**Stated problem**
Write out the data below in full, unchanged, minus the images.

**Material supplied**
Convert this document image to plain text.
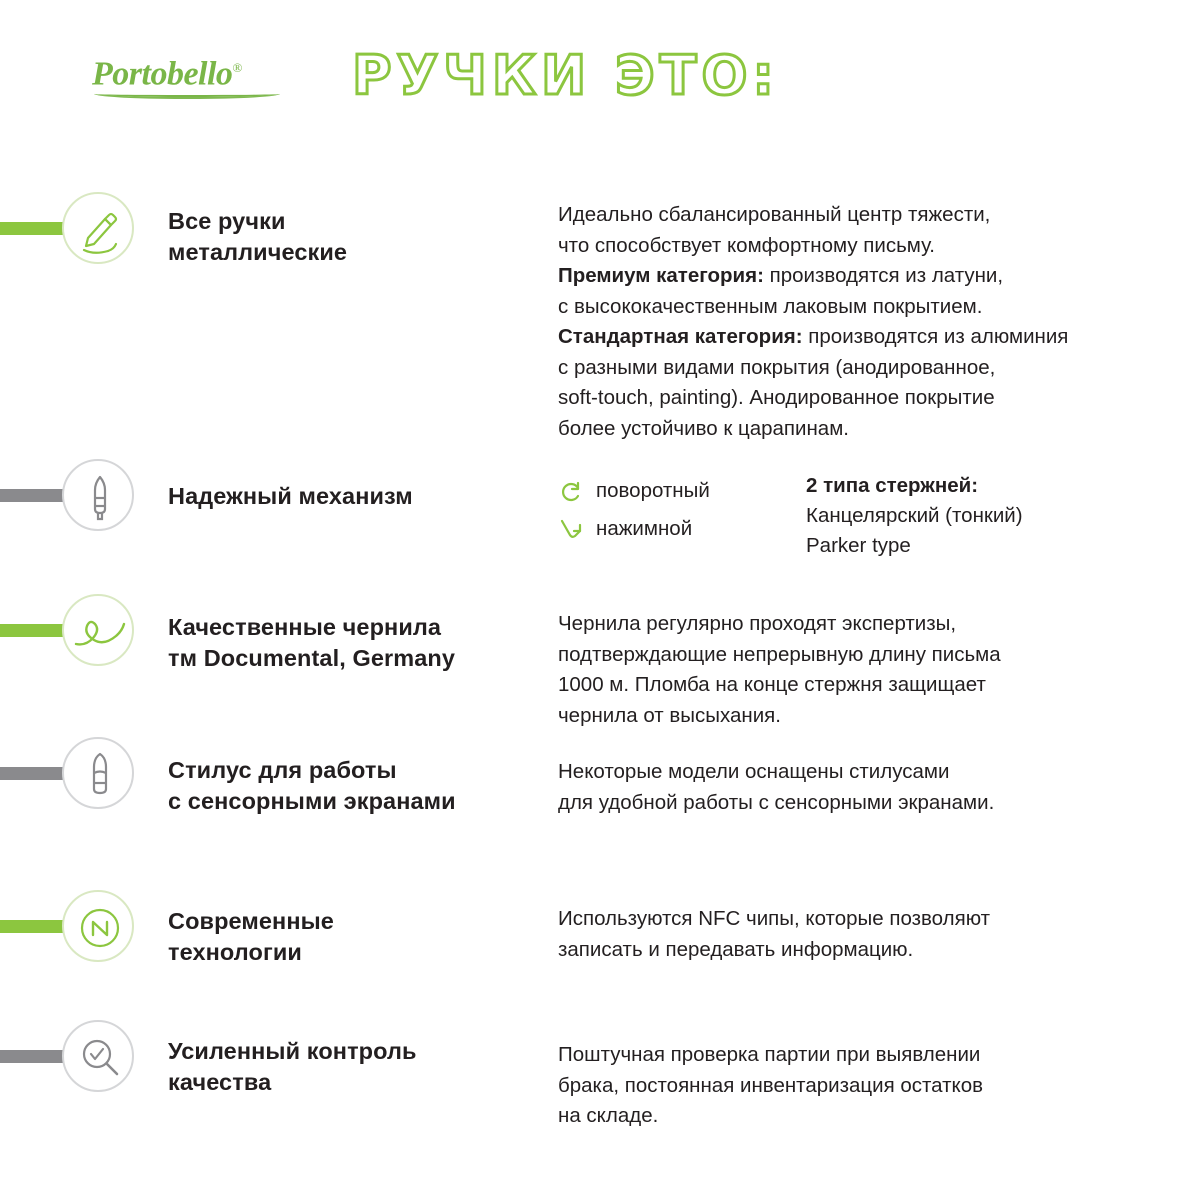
Portobello®	РУЧКИ ЭТО:
Все ручки
металлические
Идеально сбалансированный центр тяжести,
что способствует комфортному письму.
Премиум категория: производятся из латуни,
с высококачественным лаковым покрытием.
Стандартная категория: производятся из алюминия
с разными видами покрытия (анодированное,
soft-touch, painting). Анодированное покрытие
более устойчиво к царапинам.
Надежный механизм	поворотный
нажимной
2 типа стержней:
Канцелярский (тонкий)
Parker type
Качественные чернила
тм Documental, Germany
Чернила регулярно проходят экспертизы,
подтверждающие непрерывную длину письма
1000 м. Пломба на конце стержня защищает
чернила от высыхания.
Стилус для работы
с сенсорными экранами
Некоторые модели оснащены стилусами
для удобной работы с сенсорными экранами.
Современные
технологии
Используются NFC чипы, которые позволяют
записать и передавать информацию.
Усиленный контроль
качества
Поштучная проверка партии при выявлении
брака, постоянная инвентаризация остатков
на складе.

**Full answer**
Convert this document image to plain text.
Portobello®	РУЧКИ ЭТО:
Все ручки
металлические
Идеально сбалансированный центр тяжести,
что способствует комфортному письму.
Премиум категория: производятся из латуни,
с высококачественным лаковым покрытием.
Стандартная категория: производятся из алюминия
с разными видами покрытия (анодированное,
soft-touch, painting). Анодированное покрытие
более устойчиво к царапинам.
Надежный механизм	поворотный
нажимной
2 типа стержней:
Канцелярский (тонкий)
Parker type
Качественные чернила
тм Documental, Germany
Чернила регулярно проходят экспертизы,
подтверждающие непрерывную длину письма
1000 м. Пломба на конце стержня защищает
чернила от высыхания.
Стилус для работы
с сенсорными экранами
Некоторые модели оснащены стилусами
для удобной работы с сенсорными экранами.
Современные
технологии
Используются NFC чипы, которые позволяют
записать и передавать информацию.
Усиленный контроль
качества
Поштучная проверка партии при выявлении
брака, постоянная инвентаризация остатков
на складе.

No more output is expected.